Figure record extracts
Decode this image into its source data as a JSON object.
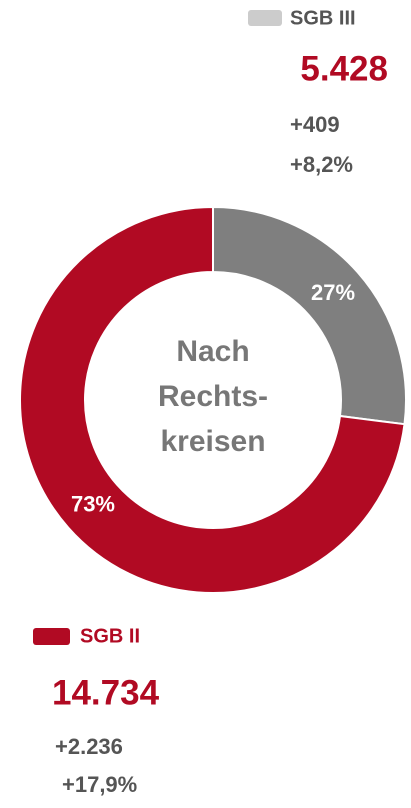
{
  "chart_data": {
    "type": "donut",
    "center_label": [
      "Nach",
      "Rechts-",
      "kreisen"
    ],
    "series": [
      {
        "name": "SGB III",
        "color": "#7f7f7f",
        "legend_color": "#cccccc",
        "value": 27,
        "value_label": "27%",
        "count_label": "5.428",
        "change_label": "+409",
        "change_pct_label": "+8,2%"
      },
      {
        "name": "SGB II",
        "color": "#b10a23",
        "legend_color": "#b10a23",
        "value": 73,
        "value_label": "73%",
        "count_label": "14.734",
        "change_label": "+2.236",
        "change_pct_label": "+17,9%"
      }
    ]
  }
}
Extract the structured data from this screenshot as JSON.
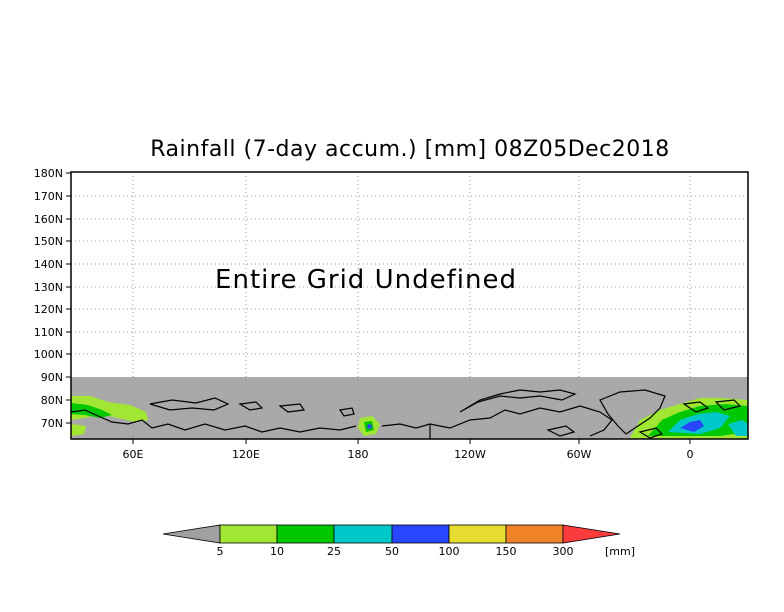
{
  "title": "Rainfall (7-day accum.) [mm] 08Z05Dec2018",
  "message": "Entire Grid Undefined",
  "lat_labels": [
    "180N",
    "170N",
    "160N",
    "150N",
    "140N",
    "130N",
    "120N",
    "110N",
    "100N",
    "90N",
    "80N",
    "70N"
  ],
  "lon_labels": [
    "60E",
    "120E",
    "180",
    "120W",
    "60W",
    "0"
  ],
  "colorbar": {
    "tick_labels": [
      "5",
      "10",
      "25",
      "50",
      "100",
      "150",
      "300"
    ],
    "units": "[mm]",
    "colors": {
      "under": "#a0a0a0",
      "5-10": "#a0e632",
      "10-25": "#00c800",
      "25-50": "#00c8c8",
      "50-100": "#2846ff",
      "100-150": "#e6dc32",
      "150-300": "#f08228",
      "over": "#fa3c3c"
    }
  },
  "land_mask_color": "#a9a9a9"
}
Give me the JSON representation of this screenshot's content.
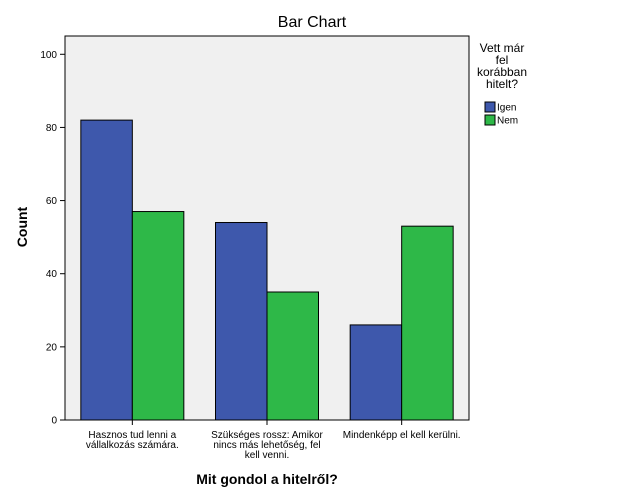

▶ [To do]: Please set down each line of the data above exactly as written, without the pictures.

▶ [Exercise result]:
Decode this image into its source data as a JSON object.
{
  "chart_data": {
    "type": "donut",
    "center_label": [
      "Nach",
      "Rechts-",
      "kreisen"
    ],
    "series": [
      {
        "name": "SGB III",
        "color": "#7f7f7f",
        "legend_color": "#cccccc",
        "value": 27,
        "value_label": "27%",
        "count_label": "5.428",
        "change_label": "+409",
        "change_pct_label": "+8,2%"
      },
      {
        "name": "SGB II",
        "color": "#b10a23",
        "legend_color": "#b10a23",
        "value": 73,
        "value_label": "73%",
        "count_label": "14.734",
        "change_label": "+2.236",
        "change_pct_label": "+17,9%"
      }
    ]
  }
}
Extract the structured data from this screenshot as JSON.
{
  "title": "Rainfall (7-day accum.) [mm] 08Z05Dec2018",
  "message": "Entire Grid Undefined",
  "lat_labels": [
    "180N",
    "170N",
    "160N",
    "150N",
    "140N",
    "130N",
    "120N",
    "110N",
    "100N",
    "90N",
    "80N",
    "70N"
  ],
  "lon_labels": [
    "60E",
    "120E",
    "180",
    "120W",
    "60W",
    "0"
  ],
  "colorbar": {
    "tick_labels": [
      "5",
      "10",
      "25",
      "50",
      "100",
      "150",
      "300"
    ],
    "units": "[mm]",
    "colors": {
      "under": "#a0a0a0",
      "5-10": "#a0e632",
      "10-25": "#00c800",
      "25-50": "#00c8c8",
      "50-100": "#2846ff",
      "100-150": "#e6dc32",
      "150-300": "#f08228",
      "over": "#fa3c3c"
    }
  },
  "land_mask_color": "#a9a9a9"
}
Give me the JSON representation of this screenshot's content.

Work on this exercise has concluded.